Data rows
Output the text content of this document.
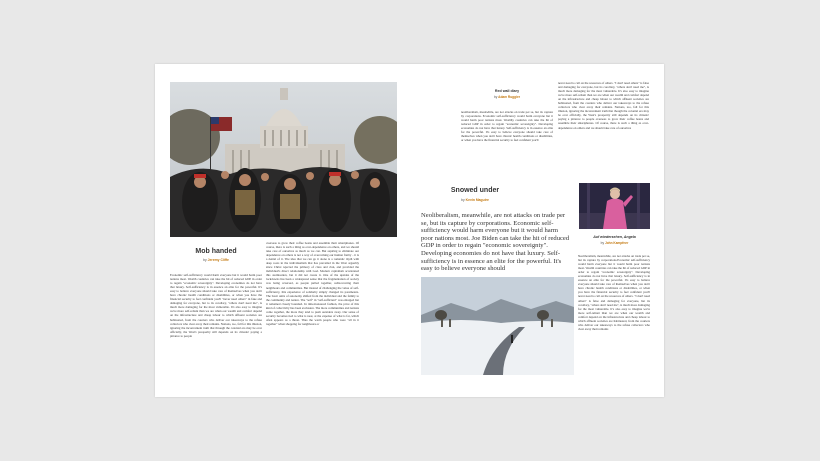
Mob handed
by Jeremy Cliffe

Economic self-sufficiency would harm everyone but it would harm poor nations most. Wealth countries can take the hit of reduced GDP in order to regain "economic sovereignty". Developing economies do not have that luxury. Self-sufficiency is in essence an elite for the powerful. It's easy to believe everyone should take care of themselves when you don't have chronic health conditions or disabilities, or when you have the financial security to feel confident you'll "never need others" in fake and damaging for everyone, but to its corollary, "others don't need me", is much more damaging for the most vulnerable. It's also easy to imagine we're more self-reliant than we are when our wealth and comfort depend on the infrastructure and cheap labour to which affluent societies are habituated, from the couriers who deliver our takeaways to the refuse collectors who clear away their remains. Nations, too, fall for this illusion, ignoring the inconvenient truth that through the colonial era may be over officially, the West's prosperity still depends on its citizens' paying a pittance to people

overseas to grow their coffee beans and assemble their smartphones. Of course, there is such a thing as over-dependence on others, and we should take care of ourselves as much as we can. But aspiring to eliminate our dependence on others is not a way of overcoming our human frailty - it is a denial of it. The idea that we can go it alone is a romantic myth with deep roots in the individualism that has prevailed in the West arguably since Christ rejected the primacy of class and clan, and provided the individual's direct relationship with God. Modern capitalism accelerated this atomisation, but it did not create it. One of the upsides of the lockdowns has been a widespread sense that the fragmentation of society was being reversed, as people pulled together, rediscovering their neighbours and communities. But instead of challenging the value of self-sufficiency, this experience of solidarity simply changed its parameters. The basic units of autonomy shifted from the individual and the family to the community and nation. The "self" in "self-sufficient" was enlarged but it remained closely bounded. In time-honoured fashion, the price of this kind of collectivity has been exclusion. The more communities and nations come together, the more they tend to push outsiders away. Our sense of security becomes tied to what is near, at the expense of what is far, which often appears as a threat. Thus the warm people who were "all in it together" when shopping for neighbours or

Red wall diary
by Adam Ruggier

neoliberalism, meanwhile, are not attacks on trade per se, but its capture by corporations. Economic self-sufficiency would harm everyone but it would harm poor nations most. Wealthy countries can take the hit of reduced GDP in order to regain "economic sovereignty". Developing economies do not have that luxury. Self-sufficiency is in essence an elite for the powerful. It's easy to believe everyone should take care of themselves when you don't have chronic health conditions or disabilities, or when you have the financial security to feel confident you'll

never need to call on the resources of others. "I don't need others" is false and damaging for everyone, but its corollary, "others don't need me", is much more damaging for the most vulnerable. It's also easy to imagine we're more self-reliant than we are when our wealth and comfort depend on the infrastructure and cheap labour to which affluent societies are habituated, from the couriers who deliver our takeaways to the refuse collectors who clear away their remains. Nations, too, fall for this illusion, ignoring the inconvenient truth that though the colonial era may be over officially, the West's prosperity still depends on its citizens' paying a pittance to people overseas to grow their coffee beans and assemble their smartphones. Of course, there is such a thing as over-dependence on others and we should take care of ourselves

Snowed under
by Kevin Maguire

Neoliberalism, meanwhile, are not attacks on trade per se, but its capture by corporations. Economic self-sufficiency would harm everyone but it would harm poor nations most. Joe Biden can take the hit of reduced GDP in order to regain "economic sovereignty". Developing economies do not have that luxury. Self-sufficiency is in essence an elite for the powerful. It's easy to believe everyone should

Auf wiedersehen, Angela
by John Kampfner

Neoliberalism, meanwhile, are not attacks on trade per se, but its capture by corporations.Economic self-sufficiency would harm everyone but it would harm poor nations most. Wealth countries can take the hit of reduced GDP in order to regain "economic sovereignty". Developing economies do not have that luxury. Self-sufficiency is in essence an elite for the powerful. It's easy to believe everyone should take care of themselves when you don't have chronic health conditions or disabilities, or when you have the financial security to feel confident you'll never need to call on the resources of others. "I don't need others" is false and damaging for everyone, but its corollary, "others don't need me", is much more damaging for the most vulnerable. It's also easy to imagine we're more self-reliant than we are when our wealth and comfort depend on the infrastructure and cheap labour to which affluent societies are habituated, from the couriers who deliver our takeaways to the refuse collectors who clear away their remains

Instructions to follow
In your copy of the listing above, reproduce each line exactly and omit all pictures.

Answer in full
Output the text content of this document.
Mob handed
by Jeremy Cliffe

Economic self-sufficiency would harm everyone but it would harm poor nations most. Wealth countries can take the hit of reduced GDP in order to regain "economic sovereignty". Developing economies do not have that luxury. Self-sufficiency is in essence an elite for the powerful. It's easy to believe everyone should take care of themselves when you don't have chronic health conditions or disabilities, or when you have the financial security to feel confident you'll "never need others" in fake and damaging for everyone, but to its corollary, "others don't need me", is much more damaging for the most vulnerable. It's also easy to imagine we're more self-reliant than we are when our wealth and comfort depend on the infrastructure and cheap labour to which affluent societies are habituated, from the couriers who deliver our takeaways to the refuse collectors who clear away their remains. Nations, too, fall for this illusion, ignoring the inconvenient truth that through the colonial era may be over officially, the West's prosperity still depends on its citizens' paying a pittance to people

overseas to grow their coffee beans and assemble their smartphones. Of course, there is such a thing as over-dependence on others, and we should take care of ourselves as much as we can. But aspiring to eliminate our dependence on others is not a way of overcoming our human frailty - it is a denial of it. The idea that we can go it alone is a romantic myth with deep roots in the individualism that has prevailed in the West arguably since Christ rejected the primacy of class and clan, and provided the individual's direct relationship with God. Modern capitalism accelerated this atomisation, but it did not create it. One of the upsides of the lockdowns has been a widespread sense that the fragmentation of society was being reversed, as people pulled together, rediscovering their neighbours and communities. But instead of challenging the value of self-sufficiency, this experience of solidarity simply changed its parameters. The basic units of autonomy shifted from the individual and the family to the community and nation. The "self" in "self-sufficient" was enlarged but it remained closely bounded. In time-honoured fashion, the price of this kind of collectivity has been exclusion. The more communities and nations come together, the more they tend to push outsiders away. Our sense of security becomes tied to what is near, at the expense of what is far, which often appears as a threat. Thus the warm people who were "all in it together" when shopping for neighbours or

Red wall diary
by Adam Ruggier

neoliberalism, meanwhile, are not attacks on trade per se, but its capture by corporations. Economic self-sufficiency would harm everyone but it would harm poor nations most. Wealthy countries can take the hit of reduced GDP in order to regain "economic sovereignty". Developing economies do not have that luxury. Self-sufficiency is in essence an elite for the powerful. It's easy to believe everyone should take care of themselves when you don't have chronic health conditions or disabilities, or when you have the financial security to feel confident you'll

never need to call on the resources of others. "I don't need others" is false and damaging for everyone, but its corollary, "others don't need me", is much more damaging for the most vulnerable. It's also easy to imagine we're more self-reliant than we are when our wealth and comfort depend on the infrastructure and cheap labour to which affluent societies are habituated, from the couriers who deliver our takeaways to the refuse collectors who clear away their remains. Nations, too, fall for this illusion, ignoring the inconvenient truth that though the colonial era may be over officially, the West's prosperity still depends on its citizens' paying a pittance to people overseas to grow their coffee beans and assemble their smartphones. Of course, there is such a thing as over-dependence on others and we should take care of ourselves

Snowed under
by Kevin Maguire

Neoliberalism, meanwhile, are not attacks on trade per se, but its capture by corporations. Economic self-sufficiency would harm everyone but it would harm poor nations most. Joe Biden can take the hit of reduced GDP in order to regain "economic sovereignty". Developing economies do not have that luxury. Self-sufficiency is in essence an elite for the powerful. It's easy to believe everyone should

Auf wiedersehen, Angela
by John Kampfner

Neoliberalism, meanwhile, are not attacks on trade per se, but its capture by corporations.Economic self-sufficiency would harm everyone but it would harm poor nations most. Wealth countries can take the hit of reduced GDP in order to regain "economic sovereignty". Developing economies do not have that luxury. Self-sufficiency is in essence an elite for the powerful. It's easy to believe everyone should take care of themselves when you don't have chronic health conditions or disabilities, or when you have the financial security to feel confident you'll never need to call on the resources of others. "I don't need others" is false and damaging for everyone, but its corollary, "others don't need me", is much more damaging for the most vulnerable. It's also easy to imagine we're more self-reliant than we are when our wealth and comfort depend on the infrastructure and cheap labour to which affluent societies are habituated, from the couriers who deliver our takeaways to the refuse collectors who clear away their remains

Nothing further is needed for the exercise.